Only lines holding the string "错误的是" are wanted; copy each one from the material.
---+---
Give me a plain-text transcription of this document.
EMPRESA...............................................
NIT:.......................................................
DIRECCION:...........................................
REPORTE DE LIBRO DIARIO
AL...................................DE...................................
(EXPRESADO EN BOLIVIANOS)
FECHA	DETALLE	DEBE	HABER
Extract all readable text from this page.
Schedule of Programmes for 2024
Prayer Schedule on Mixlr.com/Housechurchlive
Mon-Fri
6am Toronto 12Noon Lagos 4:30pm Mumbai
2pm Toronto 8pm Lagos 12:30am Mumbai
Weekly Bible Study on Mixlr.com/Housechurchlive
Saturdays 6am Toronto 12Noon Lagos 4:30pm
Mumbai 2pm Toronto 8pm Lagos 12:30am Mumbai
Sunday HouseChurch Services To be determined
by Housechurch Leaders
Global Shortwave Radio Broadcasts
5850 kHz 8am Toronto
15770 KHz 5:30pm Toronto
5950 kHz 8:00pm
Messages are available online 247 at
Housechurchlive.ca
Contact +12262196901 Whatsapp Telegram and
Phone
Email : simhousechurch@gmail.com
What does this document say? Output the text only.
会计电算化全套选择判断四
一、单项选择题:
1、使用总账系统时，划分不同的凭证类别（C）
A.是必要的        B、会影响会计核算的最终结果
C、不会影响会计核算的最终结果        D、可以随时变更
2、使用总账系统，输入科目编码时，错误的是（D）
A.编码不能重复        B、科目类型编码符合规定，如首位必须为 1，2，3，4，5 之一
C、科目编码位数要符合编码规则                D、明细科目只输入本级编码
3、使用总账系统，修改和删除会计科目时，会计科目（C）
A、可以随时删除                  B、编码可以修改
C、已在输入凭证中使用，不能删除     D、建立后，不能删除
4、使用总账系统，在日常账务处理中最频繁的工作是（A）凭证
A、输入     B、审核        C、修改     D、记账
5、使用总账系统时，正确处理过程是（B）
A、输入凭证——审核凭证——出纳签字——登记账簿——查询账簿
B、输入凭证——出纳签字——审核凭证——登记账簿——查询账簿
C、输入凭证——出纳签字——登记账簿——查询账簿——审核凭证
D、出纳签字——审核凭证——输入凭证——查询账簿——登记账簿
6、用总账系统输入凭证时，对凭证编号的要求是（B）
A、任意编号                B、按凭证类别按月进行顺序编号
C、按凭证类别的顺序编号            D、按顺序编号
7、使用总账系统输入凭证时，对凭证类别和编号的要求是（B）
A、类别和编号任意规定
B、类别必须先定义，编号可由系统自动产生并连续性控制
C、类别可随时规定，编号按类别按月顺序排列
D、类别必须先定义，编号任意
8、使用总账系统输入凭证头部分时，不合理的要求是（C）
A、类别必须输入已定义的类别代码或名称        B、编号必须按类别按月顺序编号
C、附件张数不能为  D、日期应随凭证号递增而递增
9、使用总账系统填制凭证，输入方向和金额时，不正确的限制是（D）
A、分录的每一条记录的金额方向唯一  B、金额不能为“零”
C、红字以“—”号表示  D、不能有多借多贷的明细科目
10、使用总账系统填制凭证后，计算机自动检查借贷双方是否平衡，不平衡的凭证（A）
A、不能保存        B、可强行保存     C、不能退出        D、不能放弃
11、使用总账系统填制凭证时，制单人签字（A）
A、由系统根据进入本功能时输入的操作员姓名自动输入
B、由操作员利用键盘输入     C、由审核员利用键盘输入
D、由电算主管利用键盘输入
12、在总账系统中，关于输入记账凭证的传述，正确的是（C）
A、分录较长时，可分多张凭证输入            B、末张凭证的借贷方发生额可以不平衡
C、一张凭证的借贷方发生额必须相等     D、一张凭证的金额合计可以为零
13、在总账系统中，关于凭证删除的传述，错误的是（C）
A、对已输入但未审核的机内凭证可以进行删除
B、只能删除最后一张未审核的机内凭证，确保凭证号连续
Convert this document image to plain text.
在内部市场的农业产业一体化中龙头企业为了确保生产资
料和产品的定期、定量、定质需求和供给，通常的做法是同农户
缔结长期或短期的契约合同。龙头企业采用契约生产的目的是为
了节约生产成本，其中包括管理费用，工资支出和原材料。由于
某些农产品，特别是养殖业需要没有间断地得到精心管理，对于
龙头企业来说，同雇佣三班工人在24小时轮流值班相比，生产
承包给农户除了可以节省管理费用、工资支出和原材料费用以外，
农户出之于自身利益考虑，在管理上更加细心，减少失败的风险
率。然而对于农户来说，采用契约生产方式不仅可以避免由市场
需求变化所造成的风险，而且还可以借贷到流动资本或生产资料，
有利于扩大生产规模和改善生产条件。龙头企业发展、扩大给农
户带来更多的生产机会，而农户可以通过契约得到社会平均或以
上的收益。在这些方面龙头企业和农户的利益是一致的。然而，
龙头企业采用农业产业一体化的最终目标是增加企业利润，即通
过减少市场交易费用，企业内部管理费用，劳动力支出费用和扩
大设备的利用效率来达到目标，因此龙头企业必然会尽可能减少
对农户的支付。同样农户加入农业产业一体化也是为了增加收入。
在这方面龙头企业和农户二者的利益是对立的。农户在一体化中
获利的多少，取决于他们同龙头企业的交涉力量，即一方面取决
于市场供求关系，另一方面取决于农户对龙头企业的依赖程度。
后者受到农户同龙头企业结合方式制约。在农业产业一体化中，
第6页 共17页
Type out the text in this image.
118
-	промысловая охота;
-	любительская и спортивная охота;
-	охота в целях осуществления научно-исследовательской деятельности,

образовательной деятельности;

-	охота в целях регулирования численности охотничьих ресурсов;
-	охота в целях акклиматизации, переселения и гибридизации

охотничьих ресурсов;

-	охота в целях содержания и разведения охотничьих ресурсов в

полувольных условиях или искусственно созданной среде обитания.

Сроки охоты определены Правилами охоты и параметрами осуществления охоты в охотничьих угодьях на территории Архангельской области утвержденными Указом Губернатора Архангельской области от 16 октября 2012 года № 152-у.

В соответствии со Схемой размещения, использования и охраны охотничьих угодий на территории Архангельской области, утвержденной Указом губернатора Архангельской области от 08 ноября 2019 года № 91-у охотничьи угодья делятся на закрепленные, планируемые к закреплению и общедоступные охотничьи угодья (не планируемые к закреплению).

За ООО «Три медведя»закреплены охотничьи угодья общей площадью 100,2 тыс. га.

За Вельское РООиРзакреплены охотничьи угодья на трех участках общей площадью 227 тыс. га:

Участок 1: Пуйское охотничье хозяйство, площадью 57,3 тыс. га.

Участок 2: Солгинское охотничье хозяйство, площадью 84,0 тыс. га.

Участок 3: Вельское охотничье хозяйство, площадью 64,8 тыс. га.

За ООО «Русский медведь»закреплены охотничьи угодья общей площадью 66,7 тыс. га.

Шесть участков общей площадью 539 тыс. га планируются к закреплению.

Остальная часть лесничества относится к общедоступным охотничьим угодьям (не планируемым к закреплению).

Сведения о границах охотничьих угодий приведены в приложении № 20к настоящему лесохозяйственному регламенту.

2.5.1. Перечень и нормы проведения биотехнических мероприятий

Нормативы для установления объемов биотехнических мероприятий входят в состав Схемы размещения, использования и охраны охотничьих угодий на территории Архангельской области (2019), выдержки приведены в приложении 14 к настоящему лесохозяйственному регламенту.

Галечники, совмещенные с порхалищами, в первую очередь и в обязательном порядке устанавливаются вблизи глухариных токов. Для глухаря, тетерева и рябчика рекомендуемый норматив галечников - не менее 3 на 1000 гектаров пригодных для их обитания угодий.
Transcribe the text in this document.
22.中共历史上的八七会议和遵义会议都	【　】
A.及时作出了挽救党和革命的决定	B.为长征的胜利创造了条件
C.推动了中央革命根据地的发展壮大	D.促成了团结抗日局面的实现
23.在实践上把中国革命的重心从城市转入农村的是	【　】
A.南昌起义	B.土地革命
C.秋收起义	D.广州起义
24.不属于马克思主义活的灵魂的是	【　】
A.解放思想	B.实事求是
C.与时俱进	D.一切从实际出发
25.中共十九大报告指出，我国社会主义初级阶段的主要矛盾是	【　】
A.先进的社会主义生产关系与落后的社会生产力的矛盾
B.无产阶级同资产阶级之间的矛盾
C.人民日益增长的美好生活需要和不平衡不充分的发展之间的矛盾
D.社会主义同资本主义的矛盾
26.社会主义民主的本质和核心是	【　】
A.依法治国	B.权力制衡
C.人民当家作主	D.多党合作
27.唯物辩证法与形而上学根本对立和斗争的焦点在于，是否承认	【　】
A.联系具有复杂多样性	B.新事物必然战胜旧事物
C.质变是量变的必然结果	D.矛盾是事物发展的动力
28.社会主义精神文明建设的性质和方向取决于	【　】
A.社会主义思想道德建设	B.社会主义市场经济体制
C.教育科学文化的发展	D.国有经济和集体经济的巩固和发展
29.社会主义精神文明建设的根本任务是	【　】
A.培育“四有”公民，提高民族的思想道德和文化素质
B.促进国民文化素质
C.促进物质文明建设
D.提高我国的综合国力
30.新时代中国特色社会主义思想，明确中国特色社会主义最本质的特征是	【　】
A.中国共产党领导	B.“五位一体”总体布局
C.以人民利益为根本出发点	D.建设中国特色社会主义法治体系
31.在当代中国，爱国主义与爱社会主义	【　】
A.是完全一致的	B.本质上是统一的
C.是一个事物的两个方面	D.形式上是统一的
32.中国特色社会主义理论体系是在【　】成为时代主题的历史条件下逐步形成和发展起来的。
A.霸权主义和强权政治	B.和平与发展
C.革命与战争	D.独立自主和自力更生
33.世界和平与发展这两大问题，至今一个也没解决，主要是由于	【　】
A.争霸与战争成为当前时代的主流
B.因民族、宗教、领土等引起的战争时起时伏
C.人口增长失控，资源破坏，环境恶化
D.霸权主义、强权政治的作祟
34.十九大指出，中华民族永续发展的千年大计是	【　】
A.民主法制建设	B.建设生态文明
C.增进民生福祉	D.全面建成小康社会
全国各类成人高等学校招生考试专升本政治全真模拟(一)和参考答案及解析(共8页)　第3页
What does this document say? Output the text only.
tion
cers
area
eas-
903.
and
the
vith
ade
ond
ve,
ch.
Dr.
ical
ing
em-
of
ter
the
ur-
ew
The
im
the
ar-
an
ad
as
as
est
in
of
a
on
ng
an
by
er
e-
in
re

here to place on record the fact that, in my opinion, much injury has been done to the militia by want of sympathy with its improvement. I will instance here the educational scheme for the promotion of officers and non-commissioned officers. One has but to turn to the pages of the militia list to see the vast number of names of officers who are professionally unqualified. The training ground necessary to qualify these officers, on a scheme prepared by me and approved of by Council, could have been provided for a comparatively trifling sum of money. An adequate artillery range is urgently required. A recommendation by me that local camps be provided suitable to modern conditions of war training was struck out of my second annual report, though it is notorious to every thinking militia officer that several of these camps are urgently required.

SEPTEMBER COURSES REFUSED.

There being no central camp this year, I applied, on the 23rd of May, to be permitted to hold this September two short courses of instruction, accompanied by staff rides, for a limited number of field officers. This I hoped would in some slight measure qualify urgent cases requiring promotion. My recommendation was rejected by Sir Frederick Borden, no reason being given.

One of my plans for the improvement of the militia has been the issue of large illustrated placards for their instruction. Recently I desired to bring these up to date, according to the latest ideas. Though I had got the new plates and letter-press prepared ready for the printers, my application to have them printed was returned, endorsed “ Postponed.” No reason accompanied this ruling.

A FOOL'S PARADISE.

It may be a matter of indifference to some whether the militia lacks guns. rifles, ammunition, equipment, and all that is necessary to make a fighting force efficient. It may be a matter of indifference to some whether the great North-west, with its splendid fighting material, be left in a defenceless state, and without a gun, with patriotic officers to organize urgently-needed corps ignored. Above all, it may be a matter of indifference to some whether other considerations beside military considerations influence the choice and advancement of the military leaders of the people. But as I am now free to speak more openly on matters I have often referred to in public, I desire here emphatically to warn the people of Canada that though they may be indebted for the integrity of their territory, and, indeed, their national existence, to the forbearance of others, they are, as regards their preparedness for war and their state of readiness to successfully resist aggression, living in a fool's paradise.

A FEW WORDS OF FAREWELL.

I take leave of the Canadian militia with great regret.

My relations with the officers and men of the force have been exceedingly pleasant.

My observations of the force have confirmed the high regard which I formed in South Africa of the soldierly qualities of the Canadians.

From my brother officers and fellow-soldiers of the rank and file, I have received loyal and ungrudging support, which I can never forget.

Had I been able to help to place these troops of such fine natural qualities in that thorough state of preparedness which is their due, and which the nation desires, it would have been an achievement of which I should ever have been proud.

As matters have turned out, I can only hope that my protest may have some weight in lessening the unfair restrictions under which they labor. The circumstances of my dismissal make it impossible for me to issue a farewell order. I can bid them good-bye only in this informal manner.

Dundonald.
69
---+---
→ **Response**:
2、使用总账系统，输入科目编码时，错误的是（D）
13、在总账系统中，关于凭证删除的传述，错误的是（C）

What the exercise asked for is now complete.